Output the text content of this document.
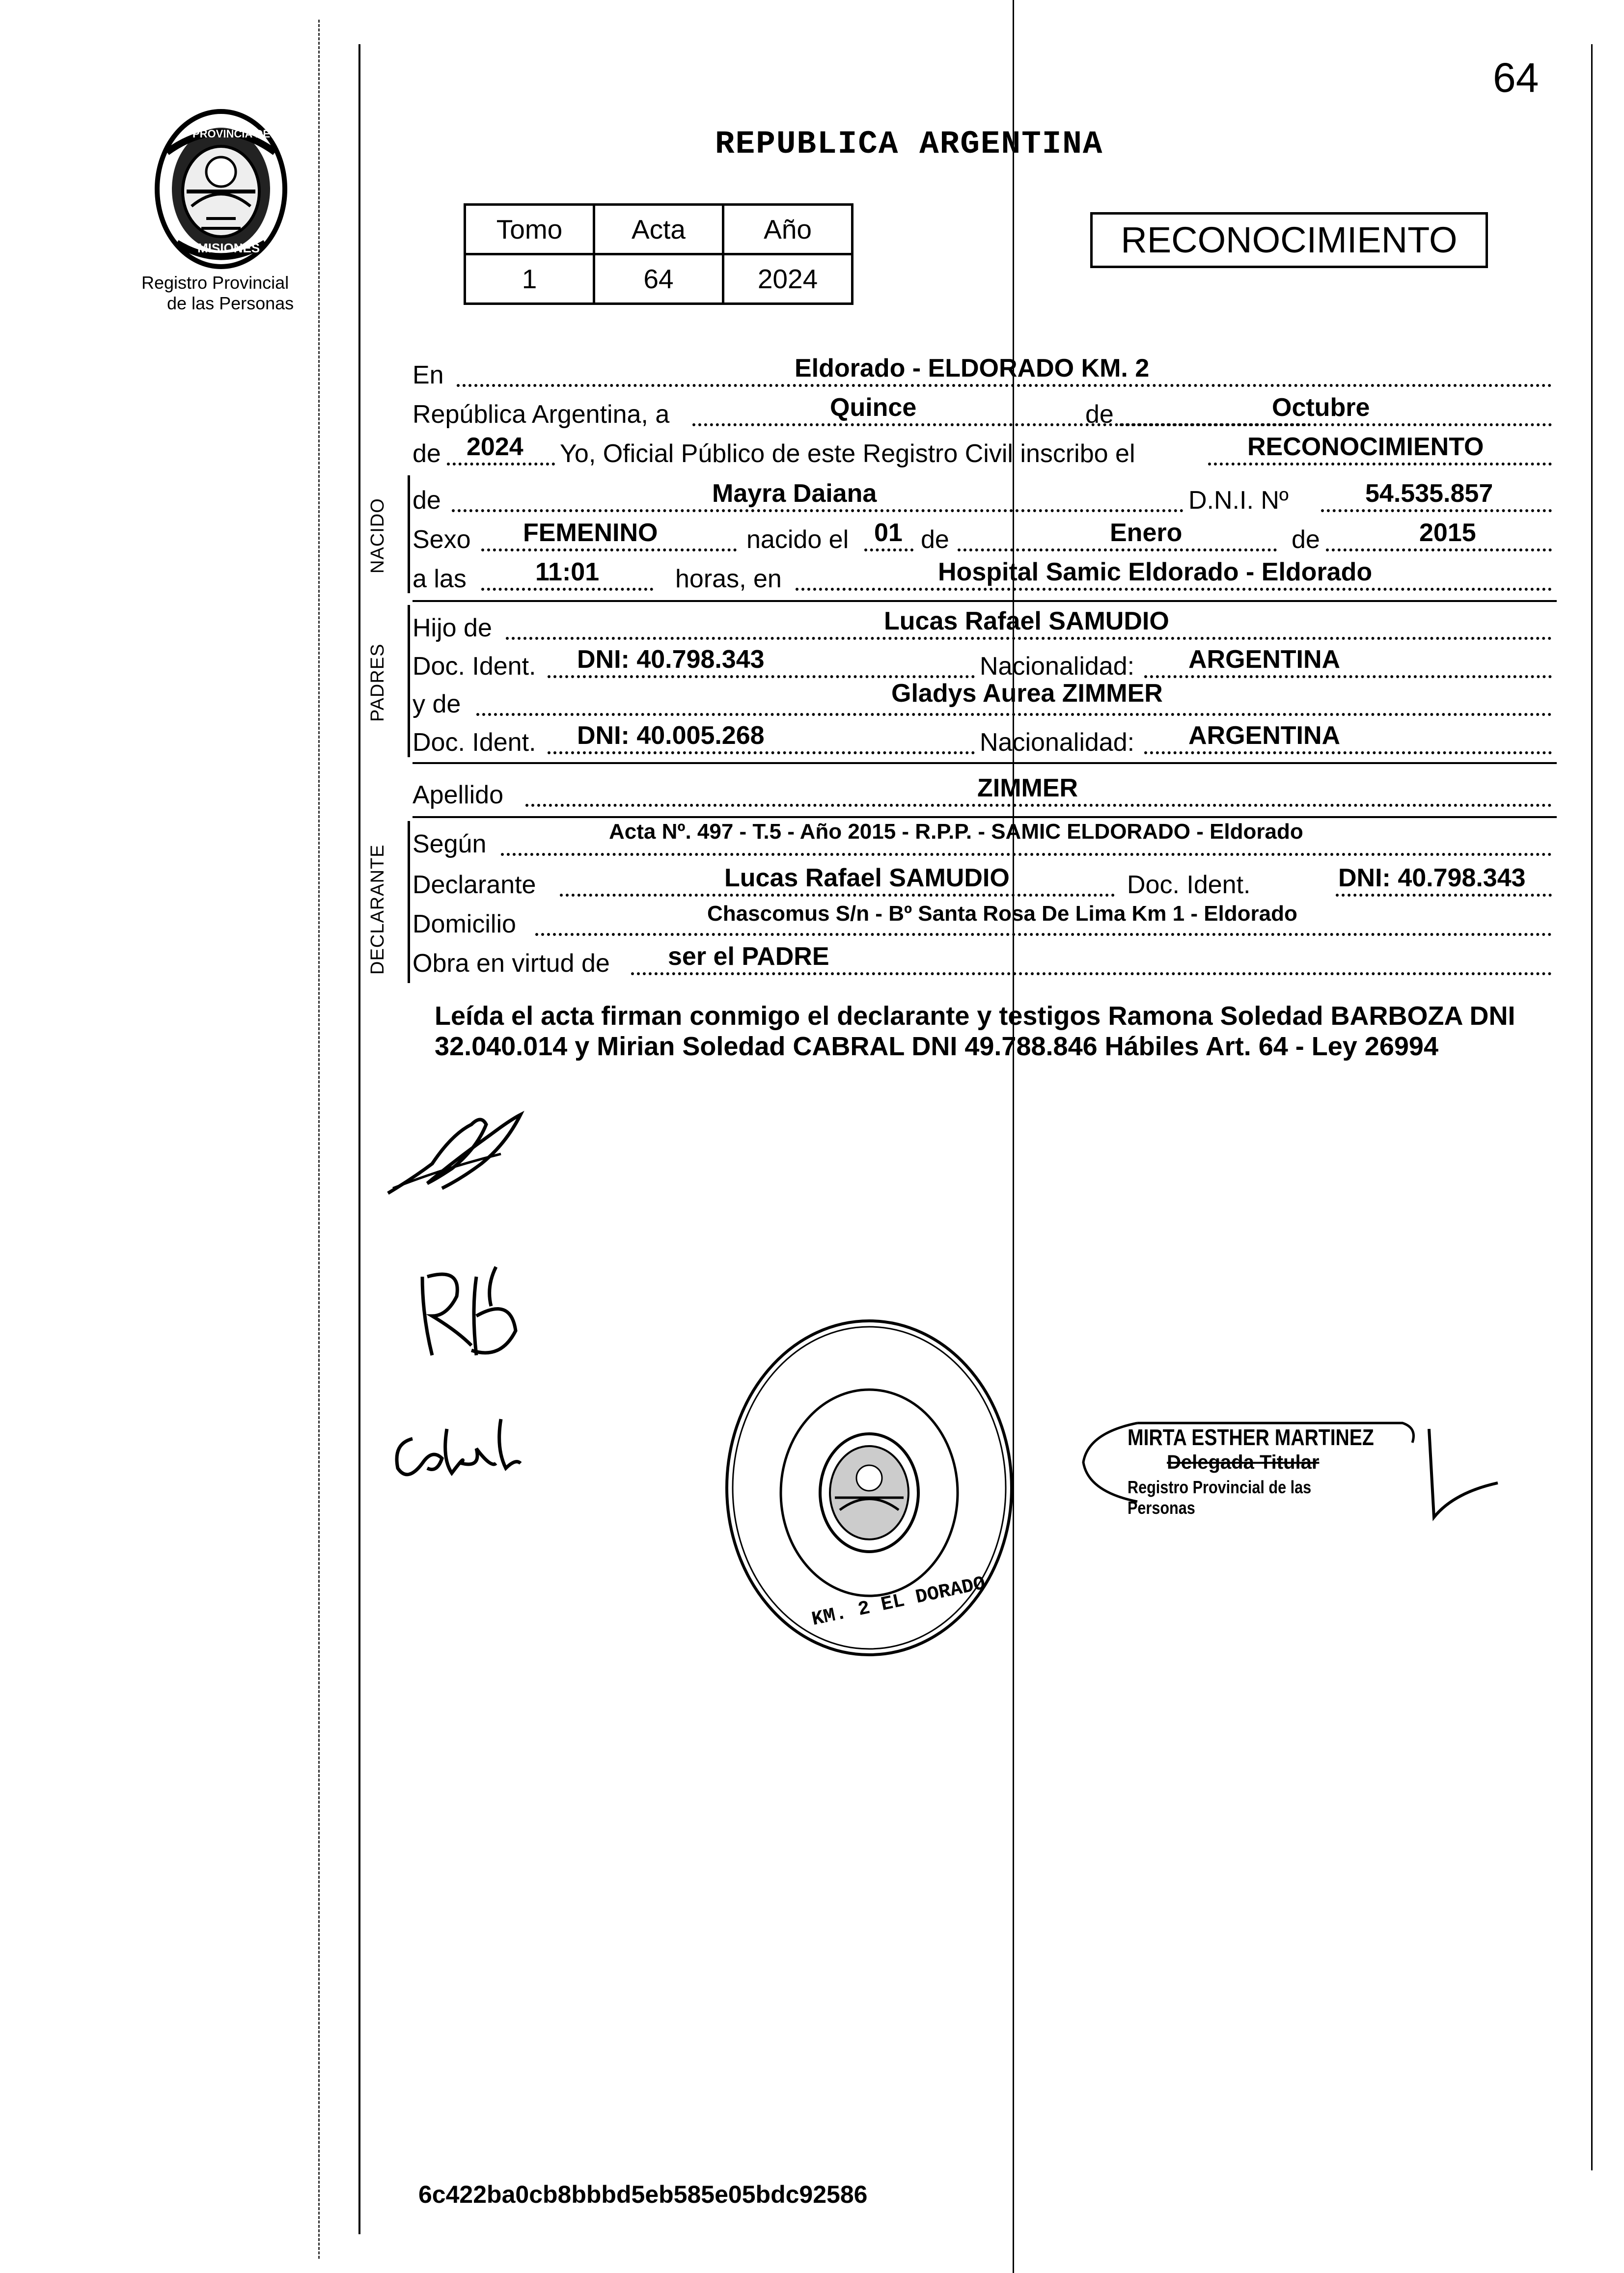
64
PROVINCIA DE
MISIONES
Registro Provincial
de las Personas
REPUBLICA ARGENTINA
Tomo	Acta	Año
1	64	2024
RECONOCIMIENTO
En	Eldorado - ELDORADO KM. 2
República Argentina, a	Quince	de	Octubre
de 2024 Yo, Oficial Público de este Registro Civil inscribo el	RECONOCIMIENTO
NACIDO de	Mayra Daiana	D.N.I. Nº	54.535.857
Sexo FEMENINO	nacido el 01 de	Enero	de	2015
a las	11:01	horas, en	Hospital Samic Eldorado - Eldorado
PADRES
Hijo de	Lucas Rafael SAMUDIO
Doc. Ident. DNI: 40.798.343	Nacionalidad: ARGENTINA
y de	Gladys Aurea ZIMMER
Doc. Ident. DNI: 40.005.268	Nacionalidad: ARGENTINA
Apellido	ZIMMER
DECLARANTE
Según	Acta Nº. 497 - T.5 - Año 2015 - R.P.P. - SAMIC ELDORADO - Eldorado
Declarante	Lucas Rafael SAMUDIO	Doc. Ident.	DNI: 40.798.343
Domicilio	Chascomus S/n - Bº Santa Rosa De Lima Km 1 - Eldorado
Obra en virtud de ser el PADRE
Leída el acta firman conmigo el declarante y testigos Ramona Soledad BARBOZA DNI 32.040.014 y Mirian Soledad CABRAL DNI 49.788.846 Hábiles Art. 64 - Ley 26994
KM. 2 EL DORADO
MIRTA ESTHER MARTINEZ
Delegada Titular
Registro Provincial de las Personas
6c422ba0cb8bbbd5eb585e05bdc92586
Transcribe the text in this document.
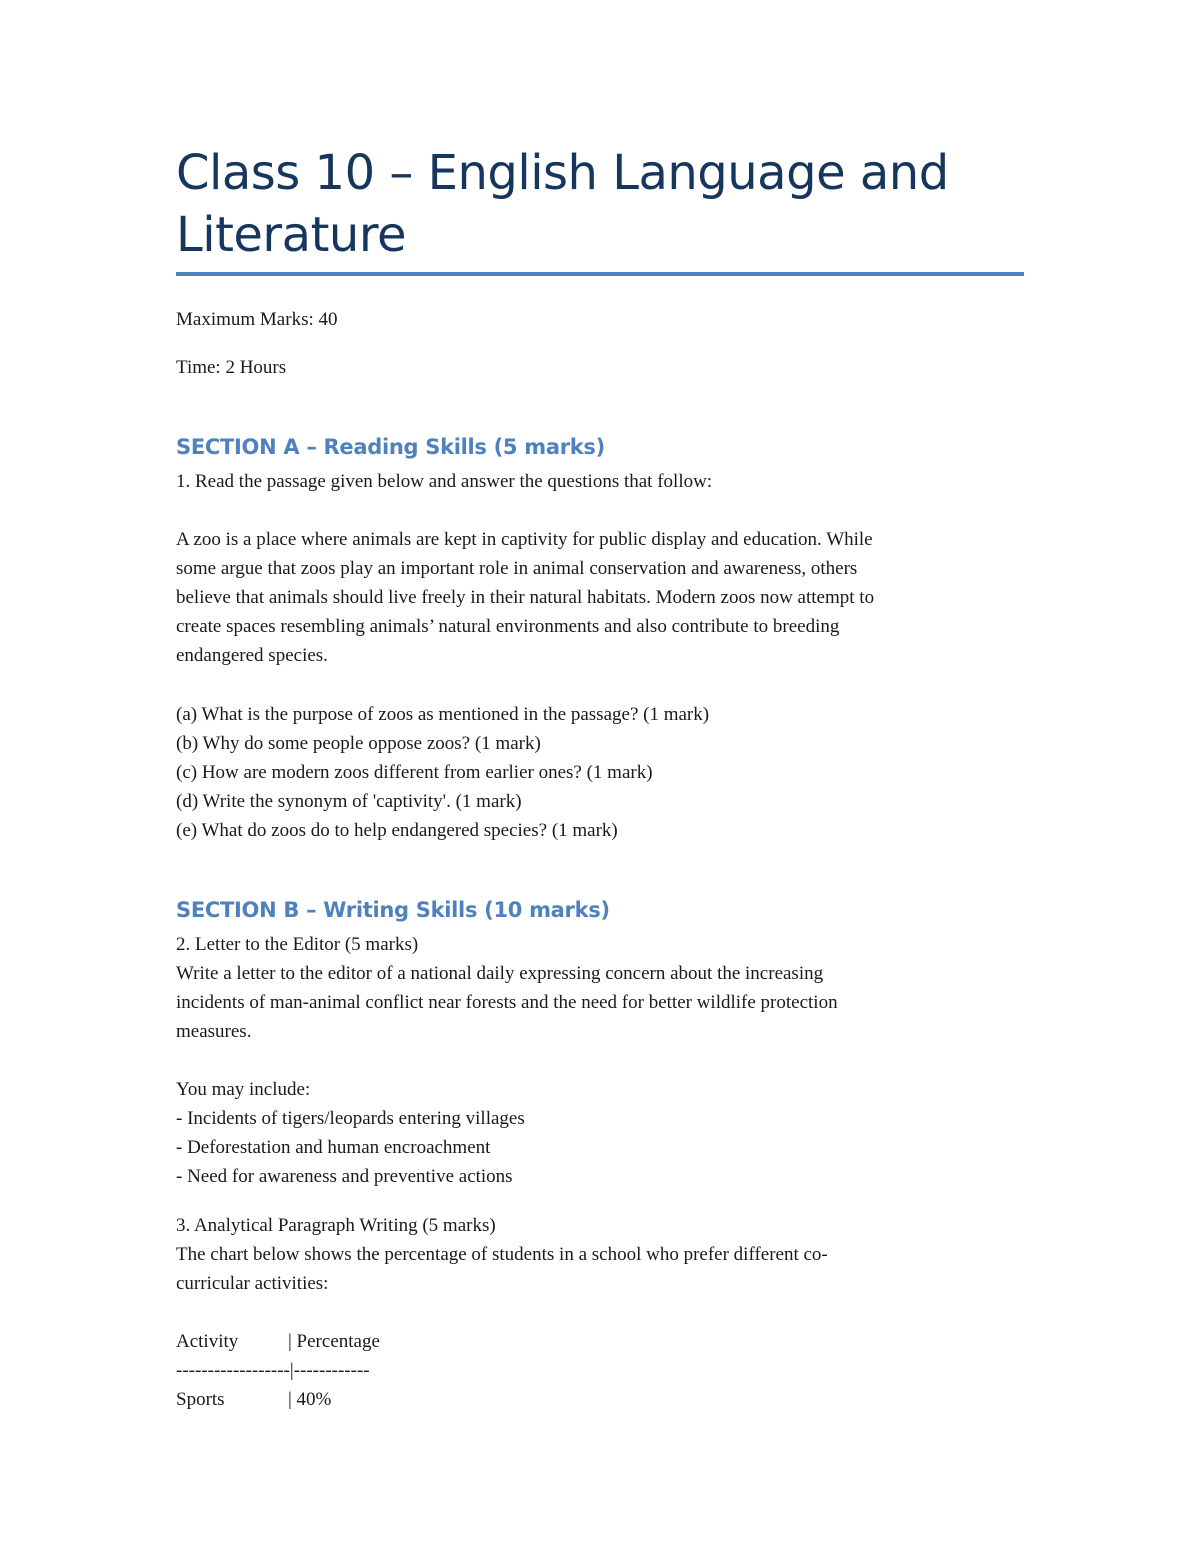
Class 10 – English Language and Literature

Maximum Marks: 40

Time: 2 Hours

SECTION A – Reading Skills (5 marks)

1. Read the passage given below and answer the questions that follow:

A zoo is a place where animals are kept in captivity for public display and education. While

some argue that zoos play an important role in animal conservation and awareness, others

believe that animals should live freely in their natural habitats. Modern zoos now attempt to

create spaces resembling animals’ natural environments and also contribute to breeding

endangered species.

(a) What is the purpose of zoos as mentioned in the passage? (1 mark)

(b) Why do some people oppose zoos? (1 mark)

(c) How are modern zoos different from earlier ones? (1 mark)

(d) Write the synonym of 'captivity'. (1 mark)

(e) What do zoos do to help endangered species? (1 mark)

SECTION B – Writing Skills (10 marks)

2. Letter to the Editor (5 marks)

Write a letter to the editor of a national daily expressing concern about the increasing

incidents of man-animal conflict near forests and the need for better wildlife protection

measures.

You may include:

- Incidents of tigers/leopards entering villages

- Deforestation and human encroachment

- Need for awareness and preventive actions

3. Analytical Paragraph Writing (5 marks)

The chart below shows the percentage of students in a school who prefer different co-

curricular activities:

Activity	| Percentage

------------------|------------

Sports	| 40%
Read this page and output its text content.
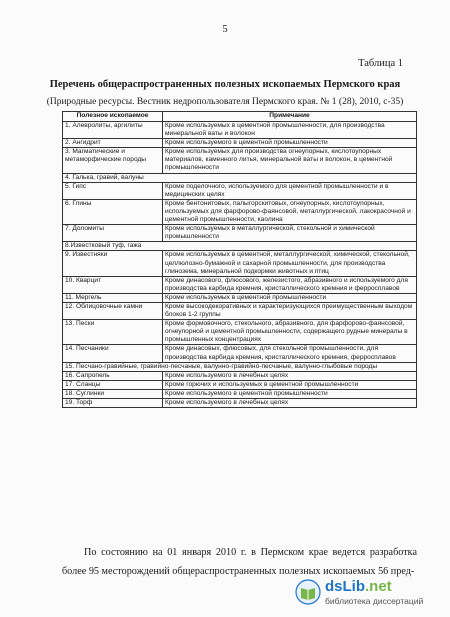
5
Таблица 1
Перечень общераспространенных полезных ископаемых Пермского края
(Природные ресурсы. Вестник недропользователя Пермского края. № 1 (28), 2010, с-35)
Полезное ископаемое	Примечание
1. Алевролиты, аргилиты	Кроме используемых в цементной промышленности, для производства минеральной ваты и волокон
2. Ангидрит	Кроме используемого в цементной промышленности
3. Магматические и метаморфические породы	Кроме используемых для производства огнеупорных, кислотоупорных материалов, каменного литья, минеральной ваты и волокон, в цементной промышленности
4. Галька, гравий, валуны	
5. Гипс	Кроме поделочного, используемого для цементной промышленности и в медицинских целях
6. Глины	Кроме бентонитовых, палыгорскитовых, огнеупорных, кислотоупорных, используемых для фарфорово-фаянсовой, металлургической, лакокрасочной и цементной промышленности, каолина
7. Доломиты	Кроме используемых в металлургической, стекольной и химической промышленности
8.Известковый туф, гажа	
9. Известняки	Кроме используемых в цементной, металлургической, химической, стекольной, целлюлозно-бумажной и сахарной промышленности, для производства глинозема, минеральной подкормки животных и птиц
10. Кварцит	Кроме динасового, флюсового, железистого, абразивного и используемого для производства карбида кремния, кристаллического кремния и ферросплавов
11. Мергель	Кроме используемых в цементной промышленности
12. Облицовочные камни	Кроме высокодекоративных и характеризующихся преимущественным выходом блоков 1-2 группы
13. Пески	Кроме формовочного, стекольного, абразивного, для фарфорово-фаянсовой, огнеупорной и цементной промышленности, содержащего рудные минералы в промышленных концентрациях
14. Песчаники	Кроме динасовых, флюсовых, для стекольной промышленности, для производства карбида кремния, кристаллического кремния, ферросплавов
15. Песчано-гравийные, гравийно-песчаные, валунно-гравийно-песчаные, валунно-глыбовые породы	
16. Сапропель	Кроме используемого в лечебных целях
17. Сланцы	Кроме горючих и используемых в цементной промышленности
18. Суглинки	Кроме используемого в цементной промышленности
19. Торф	Кроме используемого в лечебных целях
По состоянию на 01 января 2010 г. в Пермском крае ведется разработка более 95 месторождений общераспространенных полезных ископаемых 56 пред-
dsLib.net
библиотека диссертаций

++++++

TASK TO CARRY OUT ::
Pull every line containing "animals" from the material above.

EXERCISE RESULT ::
A zoo is a place where animals are kept in captivity for public display and education. While
believe that animals should live freely in their natural habitats. Modern zoos now attempt to
create spaces resembling animals’ natural environments and also contribute to breeding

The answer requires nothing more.